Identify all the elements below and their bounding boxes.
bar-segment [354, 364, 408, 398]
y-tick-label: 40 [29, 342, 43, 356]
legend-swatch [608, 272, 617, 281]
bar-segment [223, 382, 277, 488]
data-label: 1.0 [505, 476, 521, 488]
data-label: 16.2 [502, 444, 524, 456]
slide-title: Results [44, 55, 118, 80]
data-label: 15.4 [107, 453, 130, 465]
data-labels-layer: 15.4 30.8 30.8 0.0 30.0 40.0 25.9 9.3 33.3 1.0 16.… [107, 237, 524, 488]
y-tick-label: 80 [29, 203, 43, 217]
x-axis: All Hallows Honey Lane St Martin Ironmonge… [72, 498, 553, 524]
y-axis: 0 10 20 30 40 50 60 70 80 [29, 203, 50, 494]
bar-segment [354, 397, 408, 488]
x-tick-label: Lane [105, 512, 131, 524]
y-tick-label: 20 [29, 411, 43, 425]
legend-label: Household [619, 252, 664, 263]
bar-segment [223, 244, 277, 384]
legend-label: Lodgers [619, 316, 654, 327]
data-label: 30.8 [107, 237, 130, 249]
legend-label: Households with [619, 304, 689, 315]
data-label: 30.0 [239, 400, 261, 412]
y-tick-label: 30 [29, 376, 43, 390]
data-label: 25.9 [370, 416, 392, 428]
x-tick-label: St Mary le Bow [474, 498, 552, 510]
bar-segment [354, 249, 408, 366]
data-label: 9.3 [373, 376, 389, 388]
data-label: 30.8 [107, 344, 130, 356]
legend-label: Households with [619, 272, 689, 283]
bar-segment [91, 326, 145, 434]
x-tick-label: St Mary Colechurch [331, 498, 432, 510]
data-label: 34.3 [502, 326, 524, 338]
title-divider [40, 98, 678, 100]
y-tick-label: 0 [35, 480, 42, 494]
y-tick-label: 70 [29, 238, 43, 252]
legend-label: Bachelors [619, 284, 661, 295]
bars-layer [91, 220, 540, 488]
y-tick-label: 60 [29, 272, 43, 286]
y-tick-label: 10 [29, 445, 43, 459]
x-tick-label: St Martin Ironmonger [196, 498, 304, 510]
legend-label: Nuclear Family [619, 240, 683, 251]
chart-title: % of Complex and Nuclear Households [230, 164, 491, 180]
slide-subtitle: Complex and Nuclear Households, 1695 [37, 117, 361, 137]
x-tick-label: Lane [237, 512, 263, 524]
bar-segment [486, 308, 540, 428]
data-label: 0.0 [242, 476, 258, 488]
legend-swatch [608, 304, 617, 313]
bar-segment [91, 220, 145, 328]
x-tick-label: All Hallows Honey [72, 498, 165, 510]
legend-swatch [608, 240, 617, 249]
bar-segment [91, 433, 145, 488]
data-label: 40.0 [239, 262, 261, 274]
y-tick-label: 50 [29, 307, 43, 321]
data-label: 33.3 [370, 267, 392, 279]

===============

Rewrite all of the records above with "Lodgers" swapped for "Boarders", keeping every other line and character the same.

### Response to the exercise
Identify all the elements below and their bounding boxes.
bar-segment [354, 364, 408, 398]
y-tick-label: 40 [29, 342, 43, 356]
legend-swatch [608, 272, 617, 281]
bar-segment [223, 382, 277, 488]
data-label: 1.0 [505, 476, 521, 488]
data-label: 16.2 [502, 444, 524, 456]
slide-title: Results [44, 55, 118, 80]
data-label: 15.4 [107, 453, 130, 465]
data-labels-layer: 15.4 30.8 30.8 0.0 30.0 40.0 25.9 9.3 33.3 1.0 16.… [107, 237, 524, 488]
y-tick-label: 80 [29, 203, 43, 217]
x-axis: All Hallows Honey Lane St Martin Ironmonge… [72, 498, 553, 524]
y-axis: 0 10 20 30 40 50 60 70 80 [29, 203, 50, 494]
bar-segment [354, 397, 408, 488]
x-tick-label: Lane [105, 512, 131, 524]
y-tick-label: 20 [29, 411, 43, 425]
legend-label: Household [619, 252, 664, 263]
bar-segment [223, 244, 277, 384]
legend-label: Boarders [619, 316, 654, 327]
data-label: 30.8 [107, 237, 130, 249]
legend-label: Households with [619, 304, 689, 315]
data-label: 30.0 [239, 400, 261, 412]
y-tick-label: 30 [29, 376, 43, 390]
data-label: 25.9 [370, 416, 392, 428]
x-tick-label: St Mary le Bow [474, 498, 552, 510]
bar-segment [354, 249, 408, 366]
data-label: 9.3 [373, 376, 389, 388]
data-label: 30.8 [107, 344, 130, 356]
legend-label: Households with [619, 272, 689, 283]
bar-segment [91, 326, 145, 434]
x-tick-label: St Mary Colechurch [331, 498, 432, 510]
data-label: 34.3 [502, 326, 524, 338]
title-divider [40, 98, 678, 100]
y-tick-label: 0 [35, 480, 42, 494]
y-tick-label: 70 [29, 238, 43, 252]
legend-label: Bachelors [619, 284, 661, 295]
bars-layer [91, 220, 540, 488]
y-tick-label: 60 [29, 272, 43, 286]
y-tick-label: 10 [29, 445, 43, 459]
x-tick-label: St Martin Ironmonger [196, 498, 304, 510]
legend-label: Nuclear Family [619, 240, 683, 251]
chart-title: % of Complex and Nuclear Households [230, 164, 491, 180]
slide-subtitle: Complex and Nuclear Households, 1695 [37, 117, 361, 137]
x-tick-label: Lane [237, 512, 263, 524]
bar-segment [486, 308, 540, 428]
data-label: 0.0 [242, 476, 258, 488]
legend-swatch [608, 304, 617, 313]
bar-segment [91, 220, 145, 328]
x-tick-label: All Hallows Honey [72, 498, 165, 510]
legend-swatch [608, 240, 617, 249]
bar-segment [91, 433, 145, 488]
data-label: 40.0 [239, 262, 261, 274]
y-tick-label: 50 [29, 307, 43, 321]
data-label: 33.3 [370, 267, 392, 279]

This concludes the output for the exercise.